• **给定原文**

◇ ◇ ◇ ◇ ◇

[LeetCode] 106. 从中序与后序遍历序列构造二叉树

题目链接 : https://leetcode-cn.com/problems/construct-binary-tree-from-inorder-and-postorder-traversal/

题目描述:

根据一棵树的中序遍历与后序遍历构造二叉树。

注意:
你可以假设树中没有重复的元素。

例如，给出

中序遍历 inorder = [9,3,15,20,7]
后序遍历 postorder = [9,15,7,20,3]

返回如下的二叉树：

    3
   / 
  9  20
    /  
   15   7

思路:

这道题和105. 从前序与中序遍历序列构造二叉树是一样的

我们想了解, 后序遍历是 : 左->右->根;中序遍历是:左->根->右

所以我们可以通过后序遍历,可以把树分成左右部分.

例如示例中, 后序遍历最后一个节点3,那么节点3左右子树为[9];[15,20,7],然后我们递归下去,简单想法如下

# Definition for a binary tree node.
# class TreeNode:
#     def __init__(self, x):
#         self.val = x
#         self.left = None
#         self.right = None

class Solution:
    def buildTree(self, inorder: List[int], postorder: List[int]) -> TreeNode:
        if not inorder: return None
        root = TreeNode(postorder[-1])
        loc = inorder.index(postorder[-1])
        root.left = self.buildTree(inorder[ : loc], postorder[ :loc])
        root.right = self.buildTree(inorder[loc+1:], postorder[loc:-1])
        return root

注意:

1. 我们保证递归下去的 postorder 和 inorder 个数是一样的(关键!!!)
2. 每次都要index;所以我们可以map 节约时间.

代码中有注释,很好理解!

代码:

# Definition for a binary tree node.

◇ ◇ ◇ ◇ ◇

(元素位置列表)

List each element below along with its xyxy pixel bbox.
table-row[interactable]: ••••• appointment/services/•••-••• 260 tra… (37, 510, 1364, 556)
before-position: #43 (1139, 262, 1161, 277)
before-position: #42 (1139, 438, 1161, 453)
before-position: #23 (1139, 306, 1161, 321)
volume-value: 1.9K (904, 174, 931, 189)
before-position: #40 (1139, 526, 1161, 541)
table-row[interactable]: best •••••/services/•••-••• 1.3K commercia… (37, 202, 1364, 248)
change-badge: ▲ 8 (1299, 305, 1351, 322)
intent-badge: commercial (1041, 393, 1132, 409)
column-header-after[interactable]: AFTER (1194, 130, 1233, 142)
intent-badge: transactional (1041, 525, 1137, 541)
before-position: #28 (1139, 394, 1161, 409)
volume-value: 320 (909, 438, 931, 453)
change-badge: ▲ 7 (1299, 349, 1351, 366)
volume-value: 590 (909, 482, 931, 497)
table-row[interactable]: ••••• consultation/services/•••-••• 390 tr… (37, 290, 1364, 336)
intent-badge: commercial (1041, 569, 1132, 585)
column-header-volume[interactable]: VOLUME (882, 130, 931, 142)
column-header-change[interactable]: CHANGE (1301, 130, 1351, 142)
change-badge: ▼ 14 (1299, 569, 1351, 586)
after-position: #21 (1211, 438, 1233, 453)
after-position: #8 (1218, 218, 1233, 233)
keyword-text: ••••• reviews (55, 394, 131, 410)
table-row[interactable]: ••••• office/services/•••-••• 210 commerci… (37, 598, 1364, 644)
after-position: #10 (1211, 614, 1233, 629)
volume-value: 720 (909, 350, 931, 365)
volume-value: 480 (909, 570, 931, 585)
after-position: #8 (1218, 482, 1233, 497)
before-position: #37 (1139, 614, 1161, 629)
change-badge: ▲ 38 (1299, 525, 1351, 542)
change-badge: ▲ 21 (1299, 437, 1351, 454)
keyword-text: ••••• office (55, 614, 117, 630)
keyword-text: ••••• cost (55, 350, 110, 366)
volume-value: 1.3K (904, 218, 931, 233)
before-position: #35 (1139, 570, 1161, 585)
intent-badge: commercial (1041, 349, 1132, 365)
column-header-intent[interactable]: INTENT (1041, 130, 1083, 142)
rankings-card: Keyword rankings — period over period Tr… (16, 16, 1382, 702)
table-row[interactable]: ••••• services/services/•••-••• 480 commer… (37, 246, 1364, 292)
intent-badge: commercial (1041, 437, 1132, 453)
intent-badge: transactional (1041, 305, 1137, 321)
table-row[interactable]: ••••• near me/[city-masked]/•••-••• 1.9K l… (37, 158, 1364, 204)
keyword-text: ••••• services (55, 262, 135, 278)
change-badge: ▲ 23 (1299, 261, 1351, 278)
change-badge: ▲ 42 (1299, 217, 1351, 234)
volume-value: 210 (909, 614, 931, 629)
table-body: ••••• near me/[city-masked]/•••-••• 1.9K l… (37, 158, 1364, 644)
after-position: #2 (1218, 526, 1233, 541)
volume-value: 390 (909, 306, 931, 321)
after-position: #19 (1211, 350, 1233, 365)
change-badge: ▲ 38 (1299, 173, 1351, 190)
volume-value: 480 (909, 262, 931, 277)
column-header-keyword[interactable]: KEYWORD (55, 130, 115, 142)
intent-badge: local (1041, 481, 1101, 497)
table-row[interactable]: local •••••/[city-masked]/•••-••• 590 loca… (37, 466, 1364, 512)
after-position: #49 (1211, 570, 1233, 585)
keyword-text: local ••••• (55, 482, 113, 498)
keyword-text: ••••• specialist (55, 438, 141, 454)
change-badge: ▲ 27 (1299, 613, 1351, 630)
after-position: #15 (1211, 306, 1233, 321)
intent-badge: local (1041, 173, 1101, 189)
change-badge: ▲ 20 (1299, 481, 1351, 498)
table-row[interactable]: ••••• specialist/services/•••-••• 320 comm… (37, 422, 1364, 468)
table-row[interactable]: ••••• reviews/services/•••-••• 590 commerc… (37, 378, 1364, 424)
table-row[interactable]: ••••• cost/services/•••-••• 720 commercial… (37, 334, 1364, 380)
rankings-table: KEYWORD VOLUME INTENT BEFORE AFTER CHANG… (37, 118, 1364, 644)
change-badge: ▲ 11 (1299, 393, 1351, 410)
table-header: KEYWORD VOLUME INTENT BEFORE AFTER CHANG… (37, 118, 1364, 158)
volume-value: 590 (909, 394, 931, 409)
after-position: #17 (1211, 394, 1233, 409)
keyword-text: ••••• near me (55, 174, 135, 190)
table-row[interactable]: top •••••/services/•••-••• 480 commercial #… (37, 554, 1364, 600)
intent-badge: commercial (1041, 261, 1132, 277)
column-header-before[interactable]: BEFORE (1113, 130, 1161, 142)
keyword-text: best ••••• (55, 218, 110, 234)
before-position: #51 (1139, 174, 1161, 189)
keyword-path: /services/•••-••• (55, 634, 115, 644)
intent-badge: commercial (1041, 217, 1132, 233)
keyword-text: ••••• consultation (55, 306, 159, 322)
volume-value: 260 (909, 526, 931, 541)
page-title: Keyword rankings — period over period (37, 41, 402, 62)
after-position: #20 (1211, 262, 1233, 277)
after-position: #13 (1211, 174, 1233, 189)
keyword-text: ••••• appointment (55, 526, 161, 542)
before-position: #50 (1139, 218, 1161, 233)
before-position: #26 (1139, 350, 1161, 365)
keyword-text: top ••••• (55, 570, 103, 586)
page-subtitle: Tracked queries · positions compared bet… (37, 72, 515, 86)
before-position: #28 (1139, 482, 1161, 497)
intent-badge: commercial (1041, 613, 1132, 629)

◇ ◇ ◇ ◇ ◇

• **要做的事**
把上面讲用中序和后序遍历构造二叉树的那篇题解，一字不差地从头到尾再写一遍。 这些条目跟上面的题解没有关系。

• **练习作答**
[LeetCode] 106. 从中序与后序遍历序列构造二叉树

题目链接 : https://leetcode-cn.com/problems/construct-binary-tree-from-inorder-and-postorder-traversal/

题目描述:

根据一棵树的中序遍历与后序遍历构造二叉树。

注意:
你可以假设树中没有重复的元素。

例如，给出

中序遍历 inorder = [9,3,15,20,7]
后序遍历 postorder = [9,15,7,20,3]

返回如下的二叉树：

    3
   / 
  9  20
    /  
   15   7

思路:

这道题和105. 从前序与中序遍历序列构造二叉树是一样的

我们想了解, 后序遍历是 : 左->右->根;中序遍历是:左->根->右

所以我们可以通过后序遍历,可以把树分成左右部分.

例如示例中, 后序遍历最后一个节点3,那么节点3左右子树为[9];[15,20,7],然后我们递归下去,简单想法如下

# Definition for a binary tree node.
# class TreeNode:
#     def __init__(self, x):
#         self.val = x
#         self.left = None
#         self.right = None

class Solution:
    def buildTree(self, inorder: List[int], postorder: List[int]) -> TreeNode:
        if not inorder: return None
        root = TreeNode(postorder[-1])
        loc = inorder.index(postorder[-1])
        root.left = self.buildTree(inorder[ : loc], postorder[ :loc])
        root.right = self.buildTree(inorder[loc+1:], postorder[loc:-1])
        return root

注意:

1. 我们保证递归下去的 postorder 和 inorder 个数是一样的(关键!!!)
2. 每次都要index;所以我们可以map 节约时间.

代码中有注释,很好理解!

代码:

# Definition for a binary tree node.